| JOB |
A faithful transcription of all the data is required.
··· RECORDS TO USE ···
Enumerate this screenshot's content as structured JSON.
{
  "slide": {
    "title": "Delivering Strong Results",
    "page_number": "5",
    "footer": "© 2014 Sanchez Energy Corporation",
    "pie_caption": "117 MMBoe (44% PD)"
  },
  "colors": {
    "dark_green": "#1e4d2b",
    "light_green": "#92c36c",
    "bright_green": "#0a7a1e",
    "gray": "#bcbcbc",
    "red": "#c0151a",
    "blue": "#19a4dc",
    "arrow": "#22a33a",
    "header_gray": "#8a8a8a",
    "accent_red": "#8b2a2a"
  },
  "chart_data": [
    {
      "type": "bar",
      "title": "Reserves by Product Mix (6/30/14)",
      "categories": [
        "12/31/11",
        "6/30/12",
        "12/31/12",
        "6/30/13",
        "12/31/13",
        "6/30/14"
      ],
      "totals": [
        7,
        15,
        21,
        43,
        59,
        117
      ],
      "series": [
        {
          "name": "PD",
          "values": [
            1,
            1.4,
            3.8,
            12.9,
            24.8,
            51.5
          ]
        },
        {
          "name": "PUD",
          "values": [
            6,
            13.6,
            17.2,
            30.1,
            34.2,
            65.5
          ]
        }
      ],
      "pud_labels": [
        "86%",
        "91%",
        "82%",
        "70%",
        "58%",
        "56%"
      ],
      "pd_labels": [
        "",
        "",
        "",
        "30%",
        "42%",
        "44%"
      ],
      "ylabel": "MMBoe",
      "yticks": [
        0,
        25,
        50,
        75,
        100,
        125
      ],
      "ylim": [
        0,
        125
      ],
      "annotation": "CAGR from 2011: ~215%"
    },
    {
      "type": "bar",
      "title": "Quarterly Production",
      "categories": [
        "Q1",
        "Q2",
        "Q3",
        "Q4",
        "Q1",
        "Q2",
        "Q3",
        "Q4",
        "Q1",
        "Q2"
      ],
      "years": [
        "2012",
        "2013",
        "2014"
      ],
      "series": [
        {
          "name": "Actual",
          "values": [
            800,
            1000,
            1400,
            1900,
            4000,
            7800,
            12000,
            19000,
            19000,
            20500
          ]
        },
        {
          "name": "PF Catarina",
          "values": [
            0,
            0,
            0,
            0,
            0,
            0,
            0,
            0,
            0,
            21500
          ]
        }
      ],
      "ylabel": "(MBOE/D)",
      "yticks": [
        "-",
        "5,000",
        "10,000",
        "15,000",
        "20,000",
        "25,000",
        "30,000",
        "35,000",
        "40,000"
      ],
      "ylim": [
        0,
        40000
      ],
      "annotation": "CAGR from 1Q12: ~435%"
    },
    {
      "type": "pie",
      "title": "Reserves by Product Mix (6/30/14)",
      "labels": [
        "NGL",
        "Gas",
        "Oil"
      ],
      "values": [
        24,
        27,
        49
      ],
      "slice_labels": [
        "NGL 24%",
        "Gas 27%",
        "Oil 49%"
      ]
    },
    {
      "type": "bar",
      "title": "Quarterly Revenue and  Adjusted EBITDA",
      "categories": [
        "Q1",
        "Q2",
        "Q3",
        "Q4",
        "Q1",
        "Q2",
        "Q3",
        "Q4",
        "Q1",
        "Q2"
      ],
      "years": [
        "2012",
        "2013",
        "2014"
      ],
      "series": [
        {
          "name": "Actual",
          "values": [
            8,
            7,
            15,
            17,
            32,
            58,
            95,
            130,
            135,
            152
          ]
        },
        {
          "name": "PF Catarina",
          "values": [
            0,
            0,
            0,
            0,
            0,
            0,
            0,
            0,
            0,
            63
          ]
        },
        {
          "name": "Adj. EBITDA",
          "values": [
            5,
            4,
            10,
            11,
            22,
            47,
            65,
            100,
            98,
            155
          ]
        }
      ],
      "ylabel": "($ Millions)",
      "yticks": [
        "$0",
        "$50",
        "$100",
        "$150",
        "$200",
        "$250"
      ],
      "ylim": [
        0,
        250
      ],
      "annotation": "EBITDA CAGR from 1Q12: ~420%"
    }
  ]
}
···
| FINISHED EXERCISE |
Enumerate this screenshot's content as structured JSON.
{
  "slide": {
    "title": "Delivering Strong Results",
    "page_number": "5",
    "footer": "© 2014 Sanchez Energy Corporation",
    "pie_caption": "117 MMBoe (44% PD)"
  },
  "colors": {
    "dark_green": "#1e4d2b",
    "light_green": "#92c36c",
    "bright_green": "#0a7a1e",
    "gray": "#bcbcbc",
    "red": "#c0151a",
    "blue": "#19a4dc",
    "arrow": "#22a33a",
    "header_gray": "#8a8a8a",
    "accent_red": "#8b2a2a"
  },
  "chart_data": [
    {
      "type": "bar",
      "title": "Reserves by Product Mix (6/30/14)",
      "categories": [
        "12/31/11",
        "6/30/12",
        "12/31/12",
        "6/30/13",
        "12/31/13",
        "6/30/14"
      ],
      "totals": [
        7,
        15,
        21,
        43,
        59,
        117
      ],
      "series": [
        {
          "name": "PD",
          "values": [
            1,
            1.4,
            3.8,
            12.9,
            24.8,
            51.5
          ]
        },
        {
          "name": "PUD",
          "values": [
            6,
            13.6,
            17.2,
            30.1,
            34.2,
            65.5
          ]
        }
      ],
      "pud_labels": [
        "86%",
        "91%",
        "82%",
        "70%",
        "58%",
        "56%"
      ],
      "pd_labels": [
        "",
        "",
        "",
        "30%",
        "42%",
        "44%"
      ],
      "ylabel": "MMBoe",
      "yticks": [
        0,
        25,
        50,
        75,
        100,
        125
      ],
      "ylim": [
        0,
        125
      ],
      "annotation": "CAGR from 2011: ~215%"
    },
    {
      "type": "bar",
      "title": "Quarterly Production",
      "categories": [
        "Q1",
        "Q2",
        "Q3",
        "Q4",
        "Q1",
        "Q2",
        "Q3",
        "Q4",
        "Q1",
        "Q2"
      ],
      "years": [
        "2012",
        "2013",
        "2014"
      ],
      "series": [
        {
          "name": "Actual",
          "values": [
            800,
            1000,
            1400,
            1900,
            4000,
            7800,
            12000,
            19000,
            19000,
            20500
          ]
        },
        {
          "name": "PF Catarina",
          "values": [
            0,
            0,
            0,
            0,
            0,
            0,
            0,
            0,
            0,
            21500
          ]
        }
      ],
      "ylabel": "(MBOE/D)",
      "yticks": [
        "-",
        "5,000",
        "10,000",
        "15,000",
        "20,000",
        "25,000",
        "30,000",
        "35,000",
        "40,000"
      ],
      "ylim": [
        0,
        40000
      ],
      "annotation": "CAGR from 1Q12: ~435%"
    },
    {
      "type": "pie",
      "title": "Reserves by Product Mix (6/30/14)",
      "labels": [
        "NGL",
        "Gas",
        "Oil"
      ],
      "values": [
        24,
        27,
        49
      ],
      "slice_labels": [
        "NGL 24%",
        "Gas 27%",
        "Oil 49%"
      ]
    },
    {
      "type": "bar",
      "title": "Quarterly Revenue and  Adjusted EBITDA",
      "categories": [
        "Q1",
        "Q2",
        "Q3",
        "Q4",
        "Q1",
        "Q2",
        "Q3",
        "Q4",
        "Q1",
        "Q2"
      ],
      "years": [
        "2012",
        "2013",
        "2014"
      ],
      "series": [
        {
          "name": "Actual",
          "values": [
            8,
            7,
            15,
            17,
            32,
            58,
            95,
            130,
            135,
            152
          ]
        },
        {
          "name": "PF Catarina",
          "values": [
            0,
            0,
            0,
            0,
            0,
            0,
            0,
            0,
            0,
            63
          ]
        },
        {
          "name": "Adj. EBITDA",
          "values": [
            5,
            4,
            10,
            11,
            22,
            47,
            65,
            100,
            98,
            155
          ]
        }
      ],
      "ylabel": "($ Millions)",
      "yticks": [
        "$0",
        "$50",
        "$100",
        "$150",
        "$200",
        "$250"
      ],
      "ylim": [
        0,
        250
      ],
      "annotation": "EBITDA CAGR from 1Q12: ~420%"
    }
  ]
}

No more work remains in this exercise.